(Items from a data source)
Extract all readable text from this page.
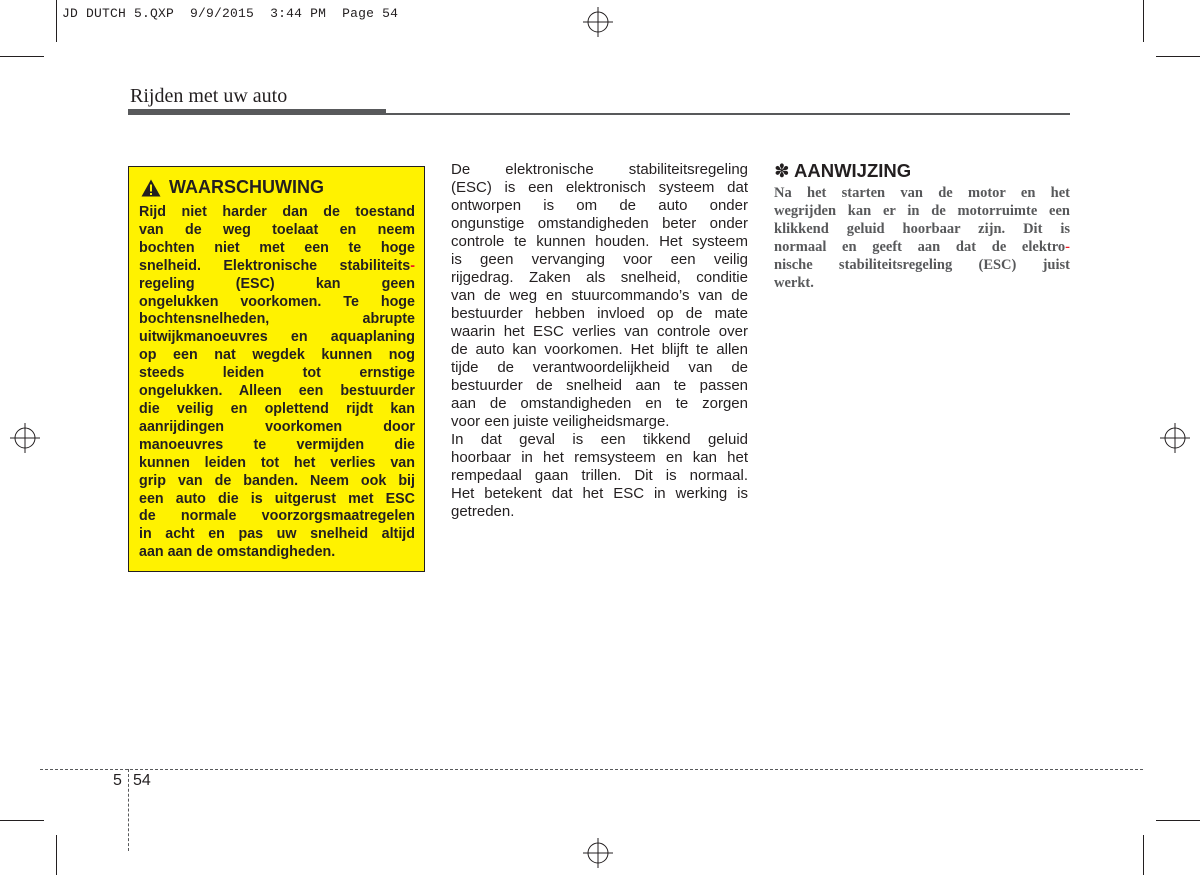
JD DUTCH 5.QXP 9/9/2015 3:44 PM Page 54
Rijden met uw auto
WAARSCHUWING
Rijd niet harder dan de toestand
van de weg toelaat en neem
bochten niet met een te hoge
snelheid. Elektronische stabiliteits-
regeling (ESC) kan geen
ongelukken voorkomen. Te hoge
bochtensnelheden, abrupte
uitwijkmanoeuvres en aquaplaning
op een nat wegdek kunnen nog
steeds leiden tot ernstige
ongelukken. Alleen een bestuurder
die veilig en oplettend rijdt kan
aanrijdingen voorkomen door
manoeuvres te vermijden die
kunnen leiden tot het verlies van
grip van de banden. Neem ook bij
een auto die is uitgerust met ESC
de normale voorzorgsmaatregelen
in acht en pas uw snelheid altijd
aan aan de omstandigheden.
De elektronische stabiliteitsregeling
(ESC) is een elektronisch systeem dat
ontworpen is om de auto onder
ongunstige omstandigheden beter onder
controle te kunnen houden. Het systeem
is geen vervanging voor een veilig
rijgedrag. Zaken als snelheid, conditie
van de weg en stuurcommando’s van de
bestuurder hebben invloed op de mate
waarin het ESC verlies van controle over
de auto kan voorkomen. Het blijft te allen
tijde de verantwoordelijkheid van de
bestuurder de snelheid aan te passen
aan de omstandigheden en te zorgen
voor een juiste veiligheidsmarge.
In dat geval is een tikkend geluid
hoorbaar in het remsysteem en kan het
rempedaal gaan trillen. Dit is normaal.
Het betekent dat het ESC in werking is
getreden.
✽ AANWIJZING
Na het starten van de motor en het
wegrijden kan er in de motorruimte een
klikkend geluid hoorbaar zijn. Dit is
normaal en geeft aan dat de elektro-
nische stabiliteitsregeling (ESC) juist
werkt.
5 54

> _Instructions for the task_
Extract every line above that contains the word "kunnen".

> _Exercise output_
op een nat wegdek kunnen nog
kunnen leiden tot het verlies van
controle te kunnen houden. Het systeem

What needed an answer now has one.